▶ [What you are asked to do]: List the lines of this listing that hold the word "fatto".

▶ [Provided entries]:
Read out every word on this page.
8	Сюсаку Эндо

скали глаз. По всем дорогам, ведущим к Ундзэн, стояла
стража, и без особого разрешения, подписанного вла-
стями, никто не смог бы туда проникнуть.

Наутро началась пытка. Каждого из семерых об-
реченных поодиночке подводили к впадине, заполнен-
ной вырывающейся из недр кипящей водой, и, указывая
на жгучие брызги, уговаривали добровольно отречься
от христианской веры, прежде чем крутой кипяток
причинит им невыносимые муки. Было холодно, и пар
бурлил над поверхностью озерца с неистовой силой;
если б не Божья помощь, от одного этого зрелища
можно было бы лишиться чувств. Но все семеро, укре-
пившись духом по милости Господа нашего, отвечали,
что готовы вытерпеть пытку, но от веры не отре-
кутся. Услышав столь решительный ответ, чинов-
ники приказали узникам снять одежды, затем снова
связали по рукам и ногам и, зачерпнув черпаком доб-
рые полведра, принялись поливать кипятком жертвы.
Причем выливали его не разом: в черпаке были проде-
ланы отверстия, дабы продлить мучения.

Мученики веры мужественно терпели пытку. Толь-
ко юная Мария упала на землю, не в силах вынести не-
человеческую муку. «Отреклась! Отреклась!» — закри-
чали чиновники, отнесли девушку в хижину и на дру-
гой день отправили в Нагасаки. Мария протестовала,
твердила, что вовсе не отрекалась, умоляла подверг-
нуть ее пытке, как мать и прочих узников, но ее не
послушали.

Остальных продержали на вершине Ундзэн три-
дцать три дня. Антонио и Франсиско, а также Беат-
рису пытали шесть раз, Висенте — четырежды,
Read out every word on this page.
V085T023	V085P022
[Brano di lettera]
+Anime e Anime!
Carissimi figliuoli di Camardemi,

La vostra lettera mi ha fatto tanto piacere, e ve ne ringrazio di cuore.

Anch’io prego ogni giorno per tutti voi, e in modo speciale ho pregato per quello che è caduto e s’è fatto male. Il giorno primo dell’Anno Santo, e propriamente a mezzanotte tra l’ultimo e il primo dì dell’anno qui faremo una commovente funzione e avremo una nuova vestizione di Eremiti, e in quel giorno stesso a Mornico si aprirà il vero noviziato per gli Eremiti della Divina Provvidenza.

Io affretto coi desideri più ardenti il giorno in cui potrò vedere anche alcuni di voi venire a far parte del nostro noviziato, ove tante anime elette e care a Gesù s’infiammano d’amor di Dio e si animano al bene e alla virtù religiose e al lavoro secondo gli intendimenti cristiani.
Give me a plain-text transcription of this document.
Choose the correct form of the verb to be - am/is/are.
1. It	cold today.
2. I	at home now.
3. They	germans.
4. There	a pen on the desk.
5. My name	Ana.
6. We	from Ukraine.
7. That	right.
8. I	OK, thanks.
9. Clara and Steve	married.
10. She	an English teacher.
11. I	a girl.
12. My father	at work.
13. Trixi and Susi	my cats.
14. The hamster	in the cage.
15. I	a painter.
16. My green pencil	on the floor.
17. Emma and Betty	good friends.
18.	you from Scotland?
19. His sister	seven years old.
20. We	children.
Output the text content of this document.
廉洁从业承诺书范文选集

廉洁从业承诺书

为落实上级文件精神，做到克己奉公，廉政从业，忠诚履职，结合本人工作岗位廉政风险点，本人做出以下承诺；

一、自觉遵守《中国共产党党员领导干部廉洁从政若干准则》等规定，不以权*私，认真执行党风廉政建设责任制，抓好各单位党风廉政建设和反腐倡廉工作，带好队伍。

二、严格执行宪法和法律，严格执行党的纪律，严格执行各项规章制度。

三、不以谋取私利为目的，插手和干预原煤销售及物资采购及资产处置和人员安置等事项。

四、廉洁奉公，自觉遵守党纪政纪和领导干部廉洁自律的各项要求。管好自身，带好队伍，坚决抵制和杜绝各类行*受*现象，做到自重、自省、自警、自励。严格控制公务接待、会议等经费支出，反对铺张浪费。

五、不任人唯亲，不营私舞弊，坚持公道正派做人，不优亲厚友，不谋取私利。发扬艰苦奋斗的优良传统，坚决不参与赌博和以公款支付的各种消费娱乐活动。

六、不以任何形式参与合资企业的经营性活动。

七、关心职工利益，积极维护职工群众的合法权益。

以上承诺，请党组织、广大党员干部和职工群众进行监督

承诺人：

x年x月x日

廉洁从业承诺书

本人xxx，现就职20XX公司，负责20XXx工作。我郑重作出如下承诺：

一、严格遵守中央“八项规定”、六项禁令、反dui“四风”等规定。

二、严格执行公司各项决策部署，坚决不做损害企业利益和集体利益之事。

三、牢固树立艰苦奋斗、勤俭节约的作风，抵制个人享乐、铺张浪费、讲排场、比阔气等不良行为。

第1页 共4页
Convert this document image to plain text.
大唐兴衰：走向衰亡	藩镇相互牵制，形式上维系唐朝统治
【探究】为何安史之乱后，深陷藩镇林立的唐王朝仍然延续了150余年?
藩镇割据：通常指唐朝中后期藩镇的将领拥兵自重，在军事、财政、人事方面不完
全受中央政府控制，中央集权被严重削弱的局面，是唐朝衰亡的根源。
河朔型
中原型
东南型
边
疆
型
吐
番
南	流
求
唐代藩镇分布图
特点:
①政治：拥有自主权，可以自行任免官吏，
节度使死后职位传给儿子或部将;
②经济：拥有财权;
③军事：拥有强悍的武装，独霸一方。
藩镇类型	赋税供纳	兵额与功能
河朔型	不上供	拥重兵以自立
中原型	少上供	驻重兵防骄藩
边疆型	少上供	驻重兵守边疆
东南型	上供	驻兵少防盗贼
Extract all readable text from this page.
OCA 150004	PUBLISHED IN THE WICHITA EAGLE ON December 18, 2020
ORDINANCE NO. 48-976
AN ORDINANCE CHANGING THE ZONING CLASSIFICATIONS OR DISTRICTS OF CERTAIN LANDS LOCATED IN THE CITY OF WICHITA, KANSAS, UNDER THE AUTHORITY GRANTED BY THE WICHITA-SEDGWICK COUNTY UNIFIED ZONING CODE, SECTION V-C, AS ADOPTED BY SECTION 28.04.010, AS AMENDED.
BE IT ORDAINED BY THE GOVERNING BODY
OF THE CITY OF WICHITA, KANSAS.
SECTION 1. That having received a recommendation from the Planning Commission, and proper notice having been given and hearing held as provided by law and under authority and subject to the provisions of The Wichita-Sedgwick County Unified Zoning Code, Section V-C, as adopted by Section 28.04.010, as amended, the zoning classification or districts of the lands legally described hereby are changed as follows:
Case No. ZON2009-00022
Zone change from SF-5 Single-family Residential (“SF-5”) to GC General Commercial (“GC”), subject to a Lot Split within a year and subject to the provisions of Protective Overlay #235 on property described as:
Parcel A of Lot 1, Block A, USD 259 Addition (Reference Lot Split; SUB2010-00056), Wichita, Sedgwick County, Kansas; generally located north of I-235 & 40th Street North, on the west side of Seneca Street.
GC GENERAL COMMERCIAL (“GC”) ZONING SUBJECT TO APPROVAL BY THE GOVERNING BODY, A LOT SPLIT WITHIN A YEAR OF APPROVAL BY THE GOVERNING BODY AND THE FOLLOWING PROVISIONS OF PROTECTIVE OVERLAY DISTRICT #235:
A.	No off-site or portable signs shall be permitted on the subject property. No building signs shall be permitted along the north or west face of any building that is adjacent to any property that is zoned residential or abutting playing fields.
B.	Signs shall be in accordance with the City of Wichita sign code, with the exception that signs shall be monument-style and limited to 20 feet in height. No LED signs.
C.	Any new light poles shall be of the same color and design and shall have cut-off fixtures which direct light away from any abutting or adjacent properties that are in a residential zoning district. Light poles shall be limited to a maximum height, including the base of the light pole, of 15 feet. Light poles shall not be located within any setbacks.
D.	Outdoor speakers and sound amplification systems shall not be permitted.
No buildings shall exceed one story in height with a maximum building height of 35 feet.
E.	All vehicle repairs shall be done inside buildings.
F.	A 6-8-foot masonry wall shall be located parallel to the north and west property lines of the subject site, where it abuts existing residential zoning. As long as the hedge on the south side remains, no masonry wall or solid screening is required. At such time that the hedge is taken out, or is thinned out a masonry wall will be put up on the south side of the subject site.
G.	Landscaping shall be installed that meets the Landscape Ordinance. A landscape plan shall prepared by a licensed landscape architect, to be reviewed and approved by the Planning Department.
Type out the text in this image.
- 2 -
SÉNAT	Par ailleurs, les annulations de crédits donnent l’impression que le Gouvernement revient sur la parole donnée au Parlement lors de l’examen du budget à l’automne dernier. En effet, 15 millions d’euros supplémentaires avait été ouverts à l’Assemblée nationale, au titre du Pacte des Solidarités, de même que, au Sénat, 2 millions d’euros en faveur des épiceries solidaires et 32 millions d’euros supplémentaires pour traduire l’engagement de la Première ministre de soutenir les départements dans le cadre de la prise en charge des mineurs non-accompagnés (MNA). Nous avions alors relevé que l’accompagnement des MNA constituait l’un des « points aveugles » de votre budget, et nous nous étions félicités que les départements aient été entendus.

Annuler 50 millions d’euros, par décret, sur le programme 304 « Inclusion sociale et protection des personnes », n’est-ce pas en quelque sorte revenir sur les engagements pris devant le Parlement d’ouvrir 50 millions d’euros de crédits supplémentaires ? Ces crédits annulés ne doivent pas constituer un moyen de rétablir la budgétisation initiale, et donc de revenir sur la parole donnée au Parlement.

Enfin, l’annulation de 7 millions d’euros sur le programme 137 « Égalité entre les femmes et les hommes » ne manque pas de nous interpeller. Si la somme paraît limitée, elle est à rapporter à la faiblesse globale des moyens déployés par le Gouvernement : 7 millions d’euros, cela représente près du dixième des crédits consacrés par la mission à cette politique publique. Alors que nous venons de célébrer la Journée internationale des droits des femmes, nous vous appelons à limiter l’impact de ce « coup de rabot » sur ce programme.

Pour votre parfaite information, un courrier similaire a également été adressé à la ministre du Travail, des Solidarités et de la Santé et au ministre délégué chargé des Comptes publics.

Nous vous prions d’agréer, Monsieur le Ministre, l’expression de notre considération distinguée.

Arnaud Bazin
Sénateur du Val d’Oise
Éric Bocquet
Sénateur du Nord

▶ [Solved problem]:
La vostra lettera mi ha fatto tanto piacere, e ve ne ringrazio di cuore.
Anch’io prego ogni giorno per tutti voi, e in modo speciale ho pregato per quello che è caduto e s’è fatto male. Il giorno primo dell’Anno Santo, e propriamente a mezzanotte tra l’ultimo e il primo dì dell’anno qui faremo una commovente funzione e avremo una nuova vestizione di Eremiti, e in quel giorno stesso a Mornico si aprirà il vero noviziato per gli Eremiti della Divina Provvidenza.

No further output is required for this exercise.